SHORT EXERCISE:
Write down every entry below once more, exactly.

TASK INPUT:
%%

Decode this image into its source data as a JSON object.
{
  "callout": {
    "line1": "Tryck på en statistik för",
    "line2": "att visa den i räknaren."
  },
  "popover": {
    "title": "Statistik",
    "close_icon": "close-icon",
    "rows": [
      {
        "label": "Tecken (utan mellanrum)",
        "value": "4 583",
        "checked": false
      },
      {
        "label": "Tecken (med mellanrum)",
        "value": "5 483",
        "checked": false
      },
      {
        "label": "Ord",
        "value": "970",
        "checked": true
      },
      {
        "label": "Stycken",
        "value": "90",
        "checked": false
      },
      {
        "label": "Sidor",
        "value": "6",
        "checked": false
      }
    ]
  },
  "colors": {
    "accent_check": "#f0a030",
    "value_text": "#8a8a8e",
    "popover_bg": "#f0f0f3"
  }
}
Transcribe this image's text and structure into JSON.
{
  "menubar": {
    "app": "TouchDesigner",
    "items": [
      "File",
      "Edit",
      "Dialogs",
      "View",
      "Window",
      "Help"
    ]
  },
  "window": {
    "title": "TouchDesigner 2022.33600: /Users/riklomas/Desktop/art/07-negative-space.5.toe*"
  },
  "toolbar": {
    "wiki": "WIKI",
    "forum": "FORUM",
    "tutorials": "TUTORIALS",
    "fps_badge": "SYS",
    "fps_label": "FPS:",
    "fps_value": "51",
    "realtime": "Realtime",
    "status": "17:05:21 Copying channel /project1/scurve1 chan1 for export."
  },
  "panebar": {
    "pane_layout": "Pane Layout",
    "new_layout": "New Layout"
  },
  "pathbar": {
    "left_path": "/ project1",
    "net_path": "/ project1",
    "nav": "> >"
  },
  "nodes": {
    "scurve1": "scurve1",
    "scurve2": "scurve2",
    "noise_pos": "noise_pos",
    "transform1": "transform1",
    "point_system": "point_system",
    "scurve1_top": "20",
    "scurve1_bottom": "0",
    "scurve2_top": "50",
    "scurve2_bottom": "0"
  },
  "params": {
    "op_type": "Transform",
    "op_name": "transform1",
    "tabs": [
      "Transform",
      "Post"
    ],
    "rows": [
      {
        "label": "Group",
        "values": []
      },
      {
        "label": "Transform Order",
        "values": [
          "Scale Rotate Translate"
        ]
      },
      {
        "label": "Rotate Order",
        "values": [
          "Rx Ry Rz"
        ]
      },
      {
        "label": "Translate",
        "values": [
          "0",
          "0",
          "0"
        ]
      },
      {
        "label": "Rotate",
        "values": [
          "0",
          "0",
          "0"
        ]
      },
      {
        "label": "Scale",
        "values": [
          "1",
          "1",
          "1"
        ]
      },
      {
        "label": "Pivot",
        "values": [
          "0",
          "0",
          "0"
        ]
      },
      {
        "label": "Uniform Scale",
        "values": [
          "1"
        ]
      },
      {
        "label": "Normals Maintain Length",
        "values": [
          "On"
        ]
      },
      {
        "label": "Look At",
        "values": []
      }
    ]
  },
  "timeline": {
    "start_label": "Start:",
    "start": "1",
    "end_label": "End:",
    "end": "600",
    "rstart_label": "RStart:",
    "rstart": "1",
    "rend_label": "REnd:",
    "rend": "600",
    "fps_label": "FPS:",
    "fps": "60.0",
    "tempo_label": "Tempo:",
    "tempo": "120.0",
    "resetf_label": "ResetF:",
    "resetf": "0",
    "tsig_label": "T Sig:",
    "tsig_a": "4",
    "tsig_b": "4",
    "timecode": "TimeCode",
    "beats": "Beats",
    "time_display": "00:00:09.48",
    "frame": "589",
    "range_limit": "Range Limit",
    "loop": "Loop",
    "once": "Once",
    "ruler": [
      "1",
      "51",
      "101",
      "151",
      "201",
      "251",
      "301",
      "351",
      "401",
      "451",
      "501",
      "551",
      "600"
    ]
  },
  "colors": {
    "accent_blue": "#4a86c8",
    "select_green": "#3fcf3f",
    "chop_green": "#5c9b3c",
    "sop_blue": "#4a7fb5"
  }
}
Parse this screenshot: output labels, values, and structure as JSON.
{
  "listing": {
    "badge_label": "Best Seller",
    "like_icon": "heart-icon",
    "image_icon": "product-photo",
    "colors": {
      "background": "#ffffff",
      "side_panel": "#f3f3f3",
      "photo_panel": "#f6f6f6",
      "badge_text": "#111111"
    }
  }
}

%%

PROBLEM SOLUTION:
Decode this image into its source data as a JSON object.
{
  "callout": {
    "line1": "Tryck på en statistik för",
    "line2": "att visa den i räknaren."
  },
  "popover": {
    "title": "Statistik",
    "close_icon": "close-icon",
    "rows": [
      {
        "label": "Tecken (utan mellanrum)",
        "value": "4 583",
        "checked": false
      },
      {
        "label": "Tecken (med mellanrum)",
        "value": "5 483",
        "checked": false
      },
      {
        "label": "Ord",
        "value": "970",
        "checked": true
      },
      {
        "label": "Stycken",
        "value": "90",
        "checked": false
      },
      {
        "label": "Sidor",
        "value": "6",
        "checked": false
      }
    ]
  },
  "colors": {
    "accent_check": "#f0a030",
    "value_text": "#8a8a8e",
    "popover_bg": "#f0f0f3"
  }
}
Transcribe this image's text and structure into JSON.
{
  "menubar": {
    "app": "TouchDesigner",
    "items": [
      "File",
      "Edit",
      "Dialogs",
      "View",
      "Window",
      "Help"
    ]
  },
  "window": {
    "title": "TouchDesigner 2022.33600: /Users/riklomas/Desktop/art/07-negative-space.5.toe*"
  },
  "toolbar": {
    "wiki": "WIKI",
    "forum": "FORUM",
    "tutorials": "TUTORIALS",
    "fps_badge": "SYS",
    "fps_label": "FPS:",
    "fps_value": "51",
    "realtime": "Realtime",
    "status": "17:05:21 Copying channel /project1/scurve1 chan1 for export."
  },
  "panebar": {
    "pane_layout": "Pane Layout",
    "new_layout": "New Layout"
  },
  "pathbar": {
    "left_path": "/ project1",
    "net_path": "/ project1",
    "nav": "> >"
  },
  "nodes": {
    "scurve1": "scurve1",
    "scurve2": "scurve2",
    "noise_pos": "noise_pos",
    "transform1": "transform1",
    "point_system": "point_system",
    "scurve1_top": "20",
    "scurve1_bottom": "0",
    "scurve2_top": "50",
    "scurve2_bottom": "0"
  },
  "params": {
    "op_type": "Transform",
    "op_name": "transform1",
    "tabs": [
      "Transform",
      "Post"
    ],
    "rows": [
      {
        "label": "Group",
        "values": []
      },
      {
        "label": "Transform Order",
        "values": [
          "Scale Rotate Translate"
        ]
      },
      {
        "label": "Rotate Order",
        "values": [
          "Rx Ry Rz"
        ]
      },
      {
        "label": "Translate",
        "values": [
          "0",
          "0",
          "0"
        ]
      },
      {
        "label": "Rotate",
        "values": [
          "0",
          "0",
          "0"
        ]
      },
      {
        "label": "Scale",
        "values": [
          "1",
          "1",
          "1"
        ]
      },
      {
        "label": "Pivot",
        "values": [
          "0",
          "0",
          "0"
        ]
      },
      {
        "label": "Uniform Scale",
        "values": [
          "1"
        ]
      },
      {
        "label": "Normals Maintain Length",
        "values": [
          "On"
        ]
      },
      {
        "label": "Look At",
        "values": []
      }
    ]
  },
  "timeline": {
    "start_label": "Start:",
    "start": "1",
    "end_label": "End:",
    "end": "600",
    "rstart_label": "RStart:",
    "rstart": "1",
    "rend_label": "REnd:",
    "rend": "600",
    "fps_label": "FPS:",
    "fps": "60.0",
    "tempo_label": "Tempo:",
    "tempo": "120.0",
    "resetf_label": "ResetF:",
    "resetf": "0",
    "tsig_label": "T Sig:",
    "tsig_a": "4",
    "tsig_b": "4",
    "timecode": "TimeCode",
    "beats": "Beats",
    "time_display": "00:00:09.48",
    "frame": "589",
    "range_limit": "Range Limit",
    "loop": "Loop",
    "once": "Once",
    "ruler": [
      "1",
      "51",
      "101",
      "151",
      "201",
      "251",
      "301",
      "351",
      "401",
      "451",
      "501",
      "551",
      "600"
    ]
  },
  "colors": {
    "accent_blue": "#4a86c8",
    "select_green": "#3fcf3f",
    "chop_green": "#5c9b3c",
    "sop_blue": "#4a7fb5"
  }
}
Parse this screenshot: output labels, values, and structure as JSON.
{
  "listing": {
    "badge_label": "Best Seller",
    "like_icon": "heart-icon",
    "image_icon": "product-photo",
    "colors": {
      "background": "#ffffff",
      "side_panel": "#f3f3f3",
      "photo_panel": "#f6f6f6",
      "badge_text": "#111111"
    }
  }
}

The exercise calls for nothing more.